[EXERCISE BRIEF]
Within the records that follow, find every line containing the string "display". Copy those lines.

[ITEMS]
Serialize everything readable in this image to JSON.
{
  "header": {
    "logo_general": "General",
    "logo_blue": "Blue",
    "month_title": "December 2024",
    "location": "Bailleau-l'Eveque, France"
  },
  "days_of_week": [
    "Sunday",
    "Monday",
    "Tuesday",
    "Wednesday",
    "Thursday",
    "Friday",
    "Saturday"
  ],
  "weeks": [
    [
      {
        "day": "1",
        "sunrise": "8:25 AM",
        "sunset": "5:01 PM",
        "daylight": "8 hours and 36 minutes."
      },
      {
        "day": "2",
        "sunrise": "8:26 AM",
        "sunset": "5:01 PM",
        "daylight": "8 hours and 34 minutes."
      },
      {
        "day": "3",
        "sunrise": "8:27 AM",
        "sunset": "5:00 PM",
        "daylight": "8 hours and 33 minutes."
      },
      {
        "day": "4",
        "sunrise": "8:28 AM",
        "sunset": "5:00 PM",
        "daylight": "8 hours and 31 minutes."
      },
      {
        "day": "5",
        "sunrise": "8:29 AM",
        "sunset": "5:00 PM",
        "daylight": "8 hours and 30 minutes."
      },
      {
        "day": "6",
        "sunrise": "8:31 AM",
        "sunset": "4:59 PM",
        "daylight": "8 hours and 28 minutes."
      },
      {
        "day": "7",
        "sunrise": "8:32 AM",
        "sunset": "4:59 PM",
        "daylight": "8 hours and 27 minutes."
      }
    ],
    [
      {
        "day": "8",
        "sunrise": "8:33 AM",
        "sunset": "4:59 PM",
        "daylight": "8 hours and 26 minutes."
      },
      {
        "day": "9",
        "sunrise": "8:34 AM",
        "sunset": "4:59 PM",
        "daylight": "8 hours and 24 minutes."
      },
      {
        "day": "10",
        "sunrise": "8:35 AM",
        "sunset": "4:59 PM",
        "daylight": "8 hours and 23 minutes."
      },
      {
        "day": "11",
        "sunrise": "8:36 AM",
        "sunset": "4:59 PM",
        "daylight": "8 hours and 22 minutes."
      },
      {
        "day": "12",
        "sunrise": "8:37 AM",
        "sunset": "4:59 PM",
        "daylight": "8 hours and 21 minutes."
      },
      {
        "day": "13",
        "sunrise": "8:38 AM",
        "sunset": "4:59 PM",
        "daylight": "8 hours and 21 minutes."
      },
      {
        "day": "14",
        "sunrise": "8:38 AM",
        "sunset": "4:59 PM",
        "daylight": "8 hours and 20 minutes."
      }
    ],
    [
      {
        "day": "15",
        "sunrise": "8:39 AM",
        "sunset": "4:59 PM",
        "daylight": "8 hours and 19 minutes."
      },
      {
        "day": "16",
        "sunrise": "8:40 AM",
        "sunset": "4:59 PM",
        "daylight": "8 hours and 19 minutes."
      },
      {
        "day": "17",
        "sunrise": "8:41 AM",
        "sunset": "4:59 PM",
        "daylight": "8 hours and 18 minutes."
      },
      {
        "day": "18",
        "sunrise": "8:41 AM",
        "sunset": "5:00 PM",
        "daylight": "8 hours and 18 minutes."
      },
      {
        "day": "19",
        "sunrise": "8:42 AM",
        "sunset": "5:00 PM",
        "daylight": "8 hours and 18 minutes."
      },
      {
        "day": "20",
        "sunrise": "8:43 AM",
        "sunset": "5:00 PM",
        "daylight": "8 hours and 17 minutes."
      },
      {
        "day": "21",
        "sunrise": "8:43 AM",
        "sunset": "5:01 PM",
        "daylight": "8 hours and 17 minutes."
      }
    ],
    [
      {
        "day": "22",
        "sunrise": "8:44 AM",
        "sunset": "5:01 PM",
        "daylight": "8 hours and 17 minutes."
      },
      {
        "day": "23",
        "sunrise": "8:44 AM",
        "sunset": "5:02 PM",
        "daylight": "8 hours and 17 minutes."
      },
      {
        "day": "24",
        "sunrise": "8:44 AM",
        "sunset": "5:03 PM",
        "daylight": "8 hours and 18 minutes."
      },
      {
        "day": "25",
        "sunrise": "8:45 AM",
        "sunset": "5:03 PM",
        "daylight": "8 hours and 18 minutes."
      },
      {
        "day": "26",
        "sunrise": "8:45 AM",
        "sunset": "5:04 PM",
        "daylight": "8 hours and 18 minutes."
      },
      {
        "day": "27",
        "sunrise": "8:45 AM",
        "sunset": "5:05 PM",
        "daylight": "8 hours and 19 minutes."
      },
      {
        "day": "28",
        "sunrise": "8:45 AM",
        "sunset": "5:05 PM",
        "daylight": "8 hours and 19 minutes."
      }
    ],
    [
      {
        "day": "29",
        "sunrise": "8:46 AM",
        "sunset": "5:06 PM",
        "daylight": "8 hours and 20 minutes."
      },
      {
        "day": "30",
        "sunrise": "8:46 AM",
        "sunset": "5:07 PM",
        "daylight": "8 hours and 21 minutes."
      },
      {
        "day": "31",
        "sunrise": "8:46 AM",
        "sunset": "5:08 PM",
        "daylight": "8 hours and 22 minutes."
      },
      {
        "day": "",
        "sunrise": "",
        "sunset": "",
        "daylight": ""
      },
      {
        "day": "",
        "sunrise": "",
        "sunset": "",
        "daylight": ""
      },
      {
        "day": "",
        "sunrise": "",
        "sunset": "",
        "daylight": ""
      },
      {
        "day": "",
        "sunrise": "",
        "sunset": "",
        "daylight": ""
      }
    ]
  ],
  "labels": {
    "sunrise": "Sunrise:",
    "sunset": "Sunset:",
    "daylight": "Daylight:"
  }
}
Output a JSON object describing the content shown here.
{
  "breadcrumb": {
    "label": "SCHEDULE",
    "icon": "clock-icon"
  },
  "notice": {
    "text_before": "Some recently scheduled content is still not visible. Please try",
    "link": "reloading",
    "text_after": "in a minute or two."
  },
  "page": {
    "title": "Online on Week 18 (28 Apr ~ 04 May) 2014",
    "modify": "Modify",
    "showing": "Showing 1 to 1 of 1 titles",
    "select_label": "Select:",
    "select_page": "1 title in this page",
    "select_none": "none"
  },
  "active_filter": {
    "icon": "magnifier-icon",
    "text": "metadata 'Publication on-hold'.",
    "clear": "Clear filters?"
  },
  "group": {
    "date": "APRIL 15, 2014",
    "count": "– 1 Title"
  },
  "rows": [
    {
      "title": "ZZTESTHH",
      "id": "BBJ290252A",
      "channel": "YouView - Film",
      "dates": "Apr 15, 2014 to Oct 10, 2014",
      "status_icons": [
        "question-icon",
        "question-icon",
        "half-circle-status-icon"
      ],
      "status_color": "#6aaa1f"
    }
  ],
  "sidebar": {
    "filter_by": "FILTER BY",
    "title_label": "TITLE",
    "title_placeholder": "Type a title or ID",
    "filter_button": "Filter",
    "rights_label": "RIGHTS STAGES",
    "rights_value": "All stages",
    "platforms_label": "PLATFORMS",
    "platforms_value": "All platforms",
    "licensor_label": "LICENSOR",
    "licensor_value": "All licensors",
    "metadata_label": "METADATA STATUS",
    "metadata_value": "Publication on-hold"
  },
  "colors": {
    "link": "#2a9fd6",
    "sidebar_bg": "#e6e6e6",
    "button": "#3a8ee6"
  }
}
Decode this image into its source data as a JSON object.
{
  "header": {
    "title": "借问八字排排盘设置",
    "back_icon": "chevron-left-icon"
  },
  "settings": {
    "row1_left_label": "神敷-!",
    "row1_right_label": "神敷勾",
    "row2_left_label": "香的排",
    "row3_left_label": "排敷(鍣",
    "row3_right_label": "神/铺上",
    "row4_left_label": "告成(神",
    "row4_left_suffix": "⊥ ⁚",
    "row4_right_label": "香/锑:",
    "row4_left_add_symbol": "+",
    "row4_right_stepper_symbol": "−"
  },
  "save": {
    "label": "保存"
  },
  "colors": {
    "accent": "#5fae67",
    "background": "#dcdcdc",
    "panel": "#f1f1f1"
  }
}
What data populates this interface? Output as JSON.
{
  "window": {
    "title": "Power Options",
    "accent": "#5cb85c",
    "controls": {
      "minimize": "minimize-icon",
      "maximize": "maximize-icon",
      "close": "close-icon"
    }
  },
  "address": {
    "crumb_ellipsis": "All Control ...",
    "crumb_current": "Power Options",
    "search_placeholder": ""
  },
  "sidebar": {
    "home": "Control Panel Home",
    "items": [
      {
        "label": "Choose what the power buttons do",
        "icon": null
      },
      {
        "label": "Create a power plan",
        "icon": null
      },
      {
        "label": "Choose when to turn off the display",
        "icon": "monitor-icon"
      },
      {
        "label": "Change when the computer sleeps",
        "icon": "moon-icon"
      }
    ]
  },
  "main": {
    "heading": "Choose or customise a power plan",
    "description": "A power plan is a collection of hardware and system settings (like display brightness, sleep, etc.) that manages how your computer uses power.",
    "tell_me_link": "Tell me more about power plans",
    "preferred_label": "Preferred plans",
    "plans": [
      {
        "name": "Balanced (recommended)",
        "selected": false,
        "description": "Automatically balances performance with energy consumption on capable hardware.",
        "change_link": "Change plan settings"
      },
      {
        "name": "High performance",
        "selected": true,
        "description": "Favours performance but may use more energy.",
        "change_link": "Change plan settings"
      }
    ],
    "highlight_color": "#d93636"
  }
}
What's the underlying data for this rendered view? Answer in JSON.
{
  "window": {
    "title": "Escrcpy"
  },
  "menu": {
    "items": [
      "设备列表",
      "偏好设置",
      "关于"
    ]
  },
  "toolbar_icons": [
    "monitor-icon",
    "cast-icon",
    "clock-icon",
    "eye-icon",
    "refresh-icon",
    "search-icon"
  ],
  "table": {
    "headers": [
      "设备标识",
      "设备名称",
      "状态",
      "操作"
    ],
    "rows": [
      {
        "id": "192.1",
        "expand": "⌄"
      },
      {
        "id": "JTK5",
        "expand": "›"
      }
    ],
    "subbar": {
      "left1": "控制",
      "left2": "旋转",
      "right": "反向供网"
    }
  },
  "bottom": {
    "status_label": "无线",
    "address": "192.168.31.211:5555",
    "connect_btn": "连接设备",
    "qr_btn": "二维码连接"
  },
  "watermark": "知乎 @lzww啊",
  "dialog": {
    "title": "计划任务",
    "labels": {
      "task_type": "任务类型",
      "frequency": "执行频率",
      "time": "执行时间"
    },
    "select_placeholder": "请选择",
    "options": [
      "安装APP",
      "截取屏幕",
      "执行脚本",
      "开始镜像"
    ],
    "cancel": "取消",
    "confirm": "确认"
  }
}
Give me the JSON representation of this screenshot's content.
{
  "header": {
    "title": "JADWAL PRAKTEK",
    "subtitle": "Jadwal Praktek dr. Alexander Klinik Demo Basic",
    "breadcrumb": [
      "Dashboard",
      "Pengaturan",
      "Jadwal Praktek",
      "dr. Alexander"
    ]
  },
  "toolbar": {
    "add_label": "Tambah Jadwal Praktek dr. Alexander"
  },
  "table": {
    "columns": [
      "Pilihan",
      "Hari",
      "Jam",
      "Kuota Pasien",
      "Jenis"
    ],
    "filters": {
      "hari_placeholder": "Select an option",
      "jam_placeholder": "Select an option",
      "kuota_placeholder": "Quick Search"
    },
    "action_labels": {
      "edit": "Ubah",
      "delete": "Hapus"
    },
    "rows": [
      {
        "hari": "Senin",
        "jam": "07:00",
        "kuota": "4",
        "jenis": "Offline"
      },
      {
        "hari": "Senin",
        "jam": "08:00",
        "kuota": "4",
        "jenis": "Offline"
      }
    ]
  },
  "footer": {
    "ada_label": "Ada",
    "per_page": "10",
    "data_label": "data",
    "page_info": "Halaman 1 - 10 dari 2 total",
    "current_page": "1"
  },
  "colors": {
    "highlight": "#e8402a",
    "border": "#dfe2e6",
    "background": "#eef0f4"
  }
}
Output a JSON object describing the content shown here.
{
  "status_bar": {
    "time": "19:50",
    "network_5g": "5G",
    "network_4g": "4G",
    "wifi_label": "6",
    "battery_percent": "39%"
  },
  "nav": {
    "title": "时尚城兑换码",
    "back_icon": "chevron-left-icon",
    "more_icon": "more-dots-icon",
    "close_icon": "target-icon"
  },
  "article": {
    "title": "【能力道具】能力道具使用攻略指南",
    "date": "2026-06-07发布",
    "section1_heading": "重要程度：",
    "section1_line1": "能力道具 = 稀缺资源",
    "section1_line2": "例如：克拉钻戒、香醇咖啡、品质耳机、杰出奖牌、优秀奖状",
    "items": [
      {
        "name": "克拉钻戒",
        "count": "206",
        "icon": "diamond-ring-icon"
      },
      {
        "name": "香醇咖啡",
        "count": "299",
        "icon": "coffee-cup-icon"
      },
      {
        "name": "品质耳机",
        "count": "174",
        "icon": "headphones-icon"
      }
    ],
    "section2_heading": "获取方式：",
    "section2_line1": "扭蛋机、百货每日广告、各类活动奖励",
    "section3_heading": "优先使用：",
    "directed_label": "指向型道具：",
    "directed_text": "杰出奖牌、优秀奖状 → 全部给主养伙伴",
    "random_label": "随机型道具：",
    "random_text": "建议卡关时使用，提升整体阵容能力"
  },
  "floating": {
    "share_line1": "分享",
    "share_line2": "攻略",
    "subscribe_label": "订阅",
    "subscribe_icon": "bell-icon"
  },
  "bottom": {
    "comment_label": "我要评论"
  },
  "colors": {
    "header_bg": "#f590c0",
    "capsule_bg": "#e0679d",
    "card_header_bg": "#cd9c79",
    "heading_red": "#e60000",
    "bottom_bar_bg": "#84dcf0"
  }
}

[EXERCISE OUTPUT]
        "label": "Choose when to turn off the display",
    "description": "A power plan is a collection of hardware and system settings (like display brightness, sleep, etc.) that manages how your computer uses power.",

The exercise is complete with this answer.